| Written exercise |
Restate all the material verbatim, except for the pictures.

| Dataset excerpts |

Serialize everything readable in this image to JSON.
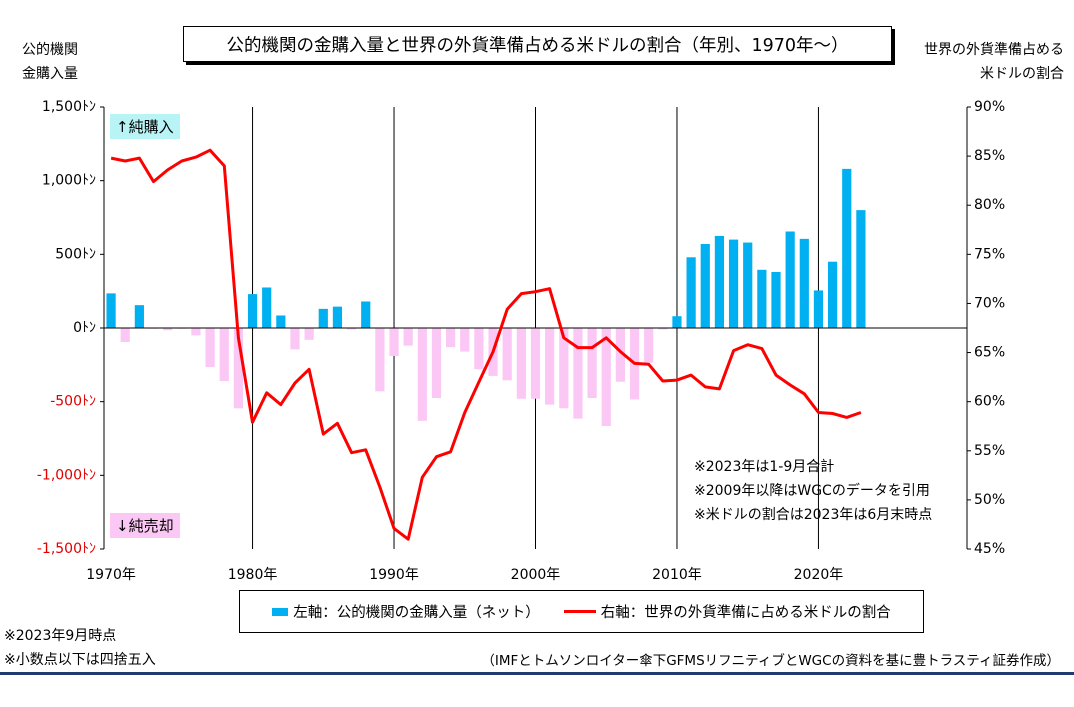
{
  "chart_data": {
    "type": "bar+line",
    "title": "公的機関の金購入量と世界の外貨準備占める米ドルの割合（年別、1970年～）",
    "left_axis_title": [
      "公的機関",
      "金購入量"
    ],
    "right_axis_title": [
      "世界の外貨準備占める",
      "米ドルの割合"
    ],
    "left_ylim": [
      -1500,
      1500
    ],
    "left_ticks": [
      {
        "value": 1500,
        "label": "1,500ﾄﾝ"
      },
      {
        "value": 1000,
        "label": "1,000ﾄﾝ"
      },
      {
        "value": 500,
        "label": "500ﾄﾝ"
      },
      {
        "value": 0,
        "label": "0ﾄﾝ"
      },
      {
        "value": -500,
        "label": "-500ﾄﾝ"
      },
      {
        "value": -1000,
        "label": "-1,000ﾄﾝ"
      },
      {
        "value": -1500,
        "label": "-1,500ﾄﾝ"
      }
    ],
    "right_ylim": [
      45,
      90
    ],
    "right_ticks": [
      "90%",
      "85%",
      "80%",
      "75%",
      "70%",
      "65%",
      "60%",
      "55%",
      "50%",
      "45%"
    ],
    "x_ticks": [
      {
        "year": 1970,
        "label": "1970年"
      },
      {
        "year": 1980,
        "label": "1980年"
      },
      {
        "year": 1990,
        "label": "1990年"
      },
      {
        "year": 2000,
        "label": "2000年"
      },
      {
        "year": 2010,
        "label": "2010年"
      },
      {
        "year": 2020,
        "label": "2020年"
      }
    ],
    "xlim": [
      1969.5,
      2030.5
    ],
    "bar_colors": {
      "positive": "#00b0f0",
      "negative": "#fbc7f4"
    },
    "line_color": "#ff0000",
    "series": [
      {
        "name": "左軸：公的機関の金購入量（ネット）",
        "axis": "left",
        "kind": "bar",
        "x": [
          1970,
          1971,
          1972,
          1973,
          1974,
          1975,
          1976,
          1977,
          1978,
          1979,
          1980,
          1981,
          1982,
          1983,
          1984,
          1985,
          1986,
          1987,
          1988,
          1989,
          1990,
          1991,
          1992,
          1993,
          1994,
          1995,
          1996,
          1997,
          1998,
          1999,
          2000,
          2001,
          2002,
          2003,
          2004,
          2005,
          2006,
          2007,
          2008,
          2009,
          2010,
          2011,
          2012,
          2013,
          2014,
          2015,
          2016,
          2017,
          2018,
          2019,
          2020,
          2021,
          2022,
          2023
        ],
        "values": [
          235,
          -95,
          155,
          -5,
          -15,
          -5,
          -50,
          -265,
          -360,
          -545,
          230,
          275,
          85,
          -145,
          -80,
          130,
          145,
          -10,
          180,
          -430,
          -190,
          -120,
          -630,
          -475,
          -130,
          -160,
          -280,
          -325,
          -355,
          -480,
          -480,
          -520,
          -545,
          -615,
          -475,
          -665,
          -365,
          -485,
          -235,
          -10,
          80,
          480,
          570,
          625,
          600,
          580,
          395,
          380,
          655,
          605,
          255,
          450,
          1080,
          800
        ]
      },
      {
        "name": "右軸：世界の外貨準備に占める米ドルの割合",
        "axis": "right",
        "kind": "line",
        "x": [
          1970,
          1971,
          1972,
          1973,
          1974,
          1975,
          1976,
          1977,
          1978,
          1979,
          1980,
          1981,
          1982,
          1983,
          1984,
          1985,
          1986,
          1987,
          1988,
          1989,
          1990,
          1991,
          1992,
          1993,
          1994,
          1995,
          1996,
          1997,
          1998,
          1999,
          2000,
          2001,
          2002,
          2003,
          2004,
          2005,
          2006,
          2007,
          2008,
          2009,
          2010,
          2011,
          2012,
          2013,
          2014,
          2015,
          2016,
          2017,
          2018,
          2019,
          2020,
          2021,
          2022,
          2023
        ],
        "values": [
          84.8,
          84.5,
          84.8,
          82.4,
          83.6,
          84.5,
          84.9,
          85.6,
          84.0,
          66.5,
          57.9,
          60.9,
          59.7,
          61.9,
          63.3,
          56.7,
          57.8,
          54.8,
          55.1,
          51.3,
          47.1,
          46.0,
          52.3,
          54.4,
          54.9,
          58.9,
          62.0,
          65.1,
          69.4,
          71.0,
          71.2,
          71.5,
          66.5,
          65.5,
          65.5,
          66.5,
          65.1,
          63.9,
          63.8,
          62.1,
          62.2,
          62.7,
          61.5,
          61.3,
          65.2,
          65.8,
          65.4,
          62.7,
          61.7,
          60.8,
          58.9,
          58.8,
          58.4,
          58.9
        ]
      }
    ],
    "annotation_buy": "↑純購入",
    "annotation_sell": "↓純売却",
    "notes": [
      "※2023年は1-9月合計",
      "※2009年以降はWGCのデータを引用",
      "※米ドルの割合は2023年は6月末時点"
    ]
  },
  "footnotes": [
    "※2023年9月時点",
    "※小数点以下は四捨五入"
  ],
  "source": "（IMFとトムソンロイター傘下GFMSリフニティブとWGCの資料を基に豊トラスティ証券作成）"
}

| Written response |
Serialize everything readable in this image to JSON.
{
  "chart_data": {
    "type": "bar+line",
    "title": "公的機関の金購入量と世界の外貨準備占める米ドルの割合（年別、1970年～）",
    "left_axis_title": [
      "公的機関",
      "金購入量"
    ],
    "right_axis_title": [
      "世界の外貨準備占める",
      "米ドルの割合"
    ],
    "left_ylim": [
      -1500,
      1500
    ],
    "left_ticks": [
      {
        "value": 1500,
        "label": "1,500ﾄﾝ"
      },
      {
        "value": 1000,
        "label": "1,000ﾄﾝ"
      },
      {
        "value": 500,
        "label": "500ﾄﾝ"
      },
      {
        "value": 0,
        "label": "0ﾄﾝ"
      },
      {
        "value": -500,
        "label": "-500ﾄﾝ"
      },
      {
        "value": -1000,
        "label": "-1,000ﾄﾝ"
      },
      {
        "value": -1500,
        "label": "-1,500ﾄﾝ"
      }
    ],
    "right_ylim": [
      45,
      90
    ],
    "right_ticks": [
      "90%",
      "85%",
      "80%",
      "75%",
      "70%",
      "65%",
      "60%",
      "55%",
      "50%",
      "45%"
    ],
    "x_ticks": [
      {
        "year": 1970,
        "label": "1970年"
      },
      {
        "year": 1980,
        "label": "1980年"
      },
      {
        "year": 1990,
        "label": "1990年"
      },
      {
        "year": 2000,
        "label": "2000年"
      },
      {
        "year": 2010,
        "label": "2010年"
      },
      {
        "year": 2020,
        "label": "2020年"
      }
    ],
    "xlim": [
      1969.5,
      2030.5
    ],
    "bar_colors": {
      "positive": "#00b0f0",
      "negative": "#fbc7f4"
    },
    "line_color": "#ff0000",
    "series": [
      {
        "name": "左軸：公的機関の金購入量（ネット）",
        "axis": "left",
        "kind": "bar",
        "x": [
          1970,
          1971,
          1972,
          1973,
          1974,
          1975,
          1976,
          1977,
          1978,
          1979,
          1980,
          1981,
          1982,
          1983,
          1984,
          1985,
          1986,
          1987,
          1988,
          1989,
          1990,
          1991,
          1992,
          1993,
          1994,
          1995,
          1996,
          1997,
          1998,
          1999,
          2000,
          2001,
          2002,
          2003,
          2004,
          2005,
          2006,
          2007,
          2008,
          2009,
          2010,
          2011,
          2012,
          2013,
          2014,
          2015,
          2016,
          2017,
          2018,
          2019,
          2020,
          2021,
          2022,
          2023
        ],
        "values": [
          235,
          -95,
          155,
          -5,
          -15,
          -5,
          -50,
          -265,
          -360,
          -545,
          230,
          275,
          85,
          -145,
          -80,
          130,
          145,
          -10,
          180,
          -430,
          -190,
          -120,
          -630,
          -475,
          -130,
          -160,
          -280,
          -325,
          -355,
          -480,
          -480,
          -520,
          -545,
          -615,
          -475,
          -665,
          -365,
          -485,
          -235,
          -10,
          80,
          480,
          570,
          625,
          600,
          580,
          395,
          380,
          655,
          605,
          255,
          450,
          1080,
          800
        ]
      },
      {
        "name": "右軸：世界の外貨準備に占める米ドルの割合",
        "axis": "right",
        "kind": "line",
        "x": [
          1970,
          1971,
          1972,
          1973,
          1974,
          1975,
          1976,
          1977,
          1978,
          1979,
          1980,
          1981,
          1982,
          1983,
          1984,
          1985,
          1986,
          1987,
          1988,
          1989,
          1990,
          1991,
          1992,
          1993,
          1994,
          1995,
          1996,
          1997,
          1998,
          1999,
          2000,
          2001,
          2002,
          2003,
          2004,
          2005,
          2006,
          2007,
          2008,
          2009,
          2010,
          2011,
          2012,
          2013,
          2014,
          2015,
          2016,
          2017,
          2018,
          2019,
          2020,
          2021,
          2022,
          2023
        ],
        "values": [
          84.8,
          84.5,
          84.8,
          82.4,
          83.6,
          84.5,
          84.9,
          85.6,
          84.0,
          66.5,
          57.9,
          60.9,
          59.7,
          61.9,
          63.3,
          56.7,
          57.8,
          54.8,
          55.1,
          51.3,
          47.1,
          46.0,
          52.3,
          54.4,
          54.9,
          58.9,
          62.0,
          65.1,
          69.4,
          71.0,
          71.2,
          71.5,
          66.5,
          65.5,
          65.5,
          66.5,
          65.1,
          63.9,
          63.8,
          62.1,
          62.2,
          62.7,
          61.5,
          61.3,
          65.2,
          65.8,
          65.4,
          62.7,
          61.7,
          60.8,
          58.9,
          58.8,
          58.4,
          58.9
        ]
      }
    ],
    "annotation_buy": "↑純購入",
    "annotation_sell": "↓純売却",
    "notes": [
      "※2023年は1-9月合計",
      "※2009年以降はWGCのデータを引用",
      "※米ドルの割合は2023年は6月末時点"
    ]
  },
  "footnotes": [
    "※2023年9月時点",
    "※小数点以下は四捨五入"
  ],
  "source": "（IMFとトムソンロイター傘下GFMSリフニティブとWGCの資料を基に豊トラスティ証券作成）"
}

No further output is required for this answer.